## GOAL
Each line of the material below that holds the word "noga" needs to be copied.

Data entries
-- -- --

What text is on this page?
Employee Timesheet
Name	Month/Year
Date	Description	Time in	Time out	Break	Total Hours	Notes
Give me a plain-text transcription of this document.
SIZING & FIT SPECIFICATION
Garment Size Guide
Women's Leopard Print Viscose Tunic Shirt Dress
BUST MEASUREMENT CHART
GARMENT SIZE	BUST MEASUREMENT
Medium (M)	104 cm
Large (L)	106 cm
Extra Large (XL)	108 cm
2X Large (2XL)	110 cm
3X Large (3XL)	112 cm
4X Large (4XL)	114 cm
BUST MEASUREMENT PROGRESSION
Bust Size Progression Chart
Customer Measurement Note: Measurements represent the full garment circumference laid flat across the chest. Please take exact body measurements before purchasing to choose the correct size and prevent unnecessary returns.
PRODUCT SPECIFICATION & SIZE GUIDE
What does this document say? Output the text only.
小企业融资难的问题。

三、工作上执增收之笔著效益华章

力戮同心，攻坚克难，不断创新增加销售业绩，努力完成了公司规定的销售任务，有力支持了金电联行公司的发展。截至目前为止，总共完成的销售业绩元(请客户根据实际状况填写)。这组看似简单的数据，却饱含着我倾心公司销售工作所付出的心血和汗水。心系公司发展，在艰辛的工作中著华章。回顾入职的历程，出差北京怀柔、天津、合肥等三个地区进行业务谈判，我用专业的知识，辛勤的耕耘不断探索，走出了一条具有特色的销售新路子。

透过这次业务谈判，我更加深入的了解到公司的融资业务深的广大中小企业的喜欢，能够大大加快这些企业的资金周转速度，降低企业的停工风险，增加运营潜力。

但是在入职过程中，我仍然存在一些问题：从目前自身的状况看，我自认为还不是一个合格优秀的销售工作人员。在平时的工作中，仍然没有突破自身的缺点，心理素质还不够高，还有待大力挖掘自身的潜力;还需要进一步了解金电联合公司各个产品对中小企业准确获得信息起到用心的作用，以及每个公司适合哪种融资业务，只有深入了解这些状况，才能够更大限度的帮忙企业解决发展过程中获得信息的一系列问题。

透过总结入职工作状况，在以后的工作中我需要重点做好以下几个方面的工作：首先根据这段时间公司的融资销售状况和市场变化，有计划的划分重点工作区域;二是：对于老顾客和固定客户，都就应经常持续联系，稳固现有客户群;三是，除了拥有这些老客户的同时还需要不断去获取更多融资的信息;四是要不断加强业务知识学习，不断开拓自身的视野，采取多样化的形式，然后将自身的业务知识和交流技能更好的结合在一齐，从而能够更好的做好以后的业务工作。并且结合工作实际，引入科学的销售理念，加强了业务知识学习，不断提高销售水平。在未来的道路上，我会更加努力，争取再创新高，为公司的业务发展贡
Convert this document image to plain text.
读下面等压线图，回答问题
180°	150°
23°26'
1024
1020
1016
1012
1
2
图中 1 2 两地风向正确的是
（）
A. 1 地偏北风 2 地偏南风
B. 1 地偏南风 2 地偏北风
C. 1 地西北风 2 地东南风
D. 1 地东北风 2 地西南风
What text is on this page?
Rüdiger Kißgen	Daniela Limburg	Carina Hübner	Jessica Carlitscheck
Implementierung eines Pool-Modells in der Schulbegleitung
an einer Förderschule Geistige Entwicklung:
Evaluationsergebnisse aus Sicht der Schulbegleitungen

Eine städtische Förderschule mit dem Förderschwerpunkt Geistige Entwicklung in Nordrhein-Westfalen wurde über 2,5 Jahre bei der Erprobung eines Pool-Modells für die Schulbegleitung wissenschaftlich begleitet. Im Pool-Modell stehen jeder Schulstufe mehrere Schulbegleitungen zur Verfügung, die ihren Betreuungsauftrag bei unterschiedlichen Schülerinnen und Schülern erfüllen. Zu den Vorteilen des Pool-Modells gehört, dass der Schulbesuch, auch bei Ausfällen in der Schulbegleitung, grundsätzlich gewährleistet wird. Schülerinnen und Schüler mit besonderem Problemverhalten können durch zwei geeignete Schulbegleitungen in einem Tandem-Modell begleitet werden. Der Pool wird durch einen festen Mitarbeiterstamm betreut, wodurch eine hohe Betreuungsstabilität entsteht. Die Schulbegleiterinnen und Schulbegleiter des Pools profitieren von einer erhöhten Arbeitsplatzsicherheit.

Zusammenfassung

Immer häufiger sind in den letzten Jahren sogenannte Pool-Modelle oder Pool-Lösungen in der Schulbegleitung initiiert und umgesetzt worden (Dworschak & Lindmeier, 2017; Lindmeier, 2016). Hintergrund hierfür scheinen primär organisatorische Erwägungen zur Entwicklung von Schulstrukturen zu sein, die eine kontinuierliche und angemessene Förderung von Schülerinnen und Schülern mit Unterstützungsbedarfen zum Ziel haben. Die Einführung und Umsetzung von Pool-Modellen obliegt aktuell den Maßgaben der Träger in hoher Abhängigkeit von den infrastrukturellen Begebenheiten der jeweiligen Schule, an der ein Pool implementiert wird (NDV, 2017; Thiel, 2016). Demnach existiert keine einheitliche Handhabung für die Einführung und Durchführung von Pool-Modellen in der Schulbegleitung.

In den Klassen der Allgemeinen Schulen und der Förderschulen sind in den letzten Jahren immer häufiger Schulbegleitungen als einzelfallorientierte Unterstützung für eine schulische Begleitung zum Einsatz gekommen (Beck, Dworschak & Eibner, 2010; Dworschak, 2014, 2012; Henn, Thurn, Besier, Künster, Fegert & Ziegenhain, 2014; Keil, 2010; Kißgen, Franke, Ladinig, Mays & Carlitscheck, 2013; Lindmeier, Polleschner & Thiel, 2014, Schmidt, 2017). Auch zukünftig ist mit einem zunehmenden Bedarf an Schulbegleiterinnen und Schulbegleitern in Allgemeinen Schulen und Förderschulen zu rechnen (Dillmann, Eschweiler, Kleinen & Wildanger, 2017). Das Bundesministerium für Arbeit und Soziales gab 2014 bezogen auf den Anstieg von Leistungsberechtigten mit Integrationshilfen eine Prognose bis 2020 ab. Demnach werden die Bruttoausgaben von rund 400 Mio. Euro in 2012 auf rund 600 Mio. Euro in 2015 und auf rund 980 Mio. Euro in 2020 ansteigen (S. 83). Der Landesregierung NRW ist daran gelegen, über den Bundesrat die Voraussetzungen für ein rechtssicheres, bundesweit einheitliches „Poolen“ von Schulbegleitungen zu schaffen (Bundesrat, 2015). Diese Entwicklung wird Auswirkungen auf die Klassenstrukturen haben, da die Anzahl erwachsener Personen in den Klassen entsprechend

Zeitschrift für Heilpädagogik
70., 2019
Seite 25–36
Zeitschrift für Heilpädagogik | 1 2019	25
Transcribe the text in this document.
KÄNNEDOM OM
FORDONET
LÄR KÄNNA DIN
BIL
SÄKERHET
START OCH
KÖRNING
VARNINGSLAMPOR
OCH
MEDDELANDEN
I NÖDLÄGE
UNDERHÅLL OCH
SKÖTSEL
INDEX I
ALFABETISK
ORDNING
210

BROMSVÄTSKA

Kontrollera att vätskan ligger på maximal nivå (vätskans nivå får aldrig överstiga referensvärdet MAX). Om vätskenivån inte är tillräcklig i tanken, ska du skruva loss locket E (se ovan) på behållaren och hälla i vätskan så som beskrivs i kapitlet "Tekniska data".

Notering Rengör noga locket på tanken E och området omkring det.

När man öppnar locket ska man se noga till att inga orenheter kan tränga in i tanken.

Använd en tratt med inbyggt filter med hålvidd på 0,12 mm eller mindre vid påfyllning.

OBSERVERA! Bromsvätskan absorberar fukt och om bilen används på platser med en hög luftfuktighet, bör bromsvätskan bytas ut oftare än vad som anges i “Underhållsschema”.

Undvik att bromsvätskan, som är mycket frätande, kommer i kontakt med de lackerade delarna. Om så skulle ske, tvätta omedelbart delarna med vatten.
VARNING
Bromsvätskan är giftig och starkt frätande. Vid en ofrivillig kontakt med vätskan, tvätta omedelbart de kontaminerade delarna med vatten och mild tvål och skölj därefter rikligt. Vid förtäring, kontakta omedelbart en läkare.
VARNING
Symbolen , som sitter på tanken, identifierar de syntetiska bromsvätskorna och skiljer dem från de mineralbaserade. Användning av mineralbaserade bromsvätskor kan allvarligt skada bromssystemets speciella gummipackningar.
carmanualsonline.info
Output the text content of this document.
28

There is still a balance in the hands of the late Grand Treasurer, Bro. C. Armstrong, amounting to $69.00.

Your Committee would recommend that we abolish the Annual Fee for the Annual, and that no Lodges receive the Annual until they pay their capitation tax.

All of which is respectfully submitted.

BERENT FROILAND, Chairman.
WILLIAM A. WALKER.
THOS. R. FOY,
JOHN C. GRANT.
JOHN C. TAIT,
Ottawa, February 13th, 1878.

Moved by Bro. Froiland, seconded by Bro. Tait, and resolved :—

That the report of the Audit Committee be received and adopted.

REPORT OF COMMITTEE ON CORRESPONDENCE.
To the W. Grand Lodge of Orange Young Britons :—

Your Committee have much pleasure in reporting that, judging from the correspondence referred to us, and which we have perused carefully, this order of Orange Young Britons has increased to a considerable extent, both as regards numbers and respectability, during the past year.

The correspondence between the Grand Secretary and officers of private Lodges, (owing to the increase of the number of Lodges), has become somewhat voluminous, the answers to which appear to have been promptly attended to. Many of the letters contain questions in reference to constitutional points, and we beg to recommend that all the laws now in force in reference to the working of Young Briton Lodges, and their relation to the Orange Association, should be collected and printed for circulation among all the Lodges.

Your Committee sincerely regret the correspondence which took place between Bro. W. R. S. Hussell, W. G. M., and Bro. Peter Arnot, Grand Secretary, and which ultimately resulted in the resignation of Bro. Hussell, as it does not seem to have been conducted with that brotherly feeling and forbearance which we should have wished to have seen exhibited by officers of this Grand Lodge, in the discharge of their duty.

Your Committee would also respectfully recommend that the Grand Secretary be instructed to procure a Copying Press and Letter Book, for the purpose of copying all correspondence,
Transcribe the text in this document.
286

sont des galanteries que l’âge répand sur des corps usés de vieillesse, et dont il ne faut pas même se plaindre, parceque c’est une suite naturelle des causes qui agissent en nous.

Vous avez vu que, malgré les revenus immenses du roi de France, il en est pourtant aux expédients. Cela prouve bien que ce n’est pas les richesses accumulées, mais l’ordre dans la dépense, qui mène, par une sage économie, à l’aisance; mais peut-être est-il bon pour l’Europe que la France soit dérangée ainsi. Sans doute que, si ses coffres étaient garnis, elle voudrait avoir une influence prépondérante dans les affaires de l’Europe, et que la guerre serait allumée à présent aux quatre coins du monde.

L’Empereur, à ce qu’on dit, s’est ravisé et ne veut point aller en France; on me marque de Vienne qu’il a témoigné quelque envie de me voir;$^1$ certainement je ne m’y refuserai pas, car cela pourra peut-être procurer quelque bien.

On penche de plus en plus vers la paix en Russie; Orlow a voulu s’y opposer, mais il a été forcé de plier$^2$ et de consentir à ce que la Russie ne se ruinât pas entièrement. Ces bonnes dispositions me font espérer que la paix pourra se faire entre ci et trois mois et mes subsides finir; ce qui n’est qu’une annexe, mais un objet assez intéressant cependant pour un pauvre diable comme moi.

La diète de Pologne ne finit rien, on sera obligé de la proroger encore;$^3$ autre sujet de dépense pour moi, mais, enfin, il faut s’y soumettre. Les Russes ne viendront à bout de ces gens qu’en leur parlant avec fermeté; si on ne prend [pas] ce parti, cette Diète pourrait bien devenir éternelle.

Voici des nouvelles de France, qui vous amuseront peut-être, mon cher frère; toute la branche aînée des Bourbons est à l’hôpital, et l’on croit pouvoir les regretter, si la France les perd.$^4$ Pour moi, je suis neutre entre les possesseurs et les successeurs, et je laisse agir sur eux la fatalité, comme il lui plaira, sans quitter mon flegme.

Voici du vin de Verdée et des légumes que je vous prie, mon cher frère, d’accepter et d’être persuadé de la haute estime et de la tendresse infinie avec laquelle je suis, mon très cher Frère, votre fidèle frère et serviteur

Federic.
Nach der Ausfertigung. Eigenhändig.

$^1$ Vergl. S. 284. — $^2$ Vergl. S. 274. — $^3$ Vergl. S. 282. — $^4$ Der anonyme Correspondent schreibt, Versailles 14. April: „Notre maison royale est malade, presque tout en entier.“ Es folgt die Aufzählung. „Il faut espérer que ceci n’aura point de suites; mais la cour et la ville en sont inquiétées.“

-- -- --

## EXERCISE RESULT
Notering Rengör noga locket på tanken E och området omkring det.
När man öppnar locket ska man se noga till att inga orenheter kan tränga in i tanken.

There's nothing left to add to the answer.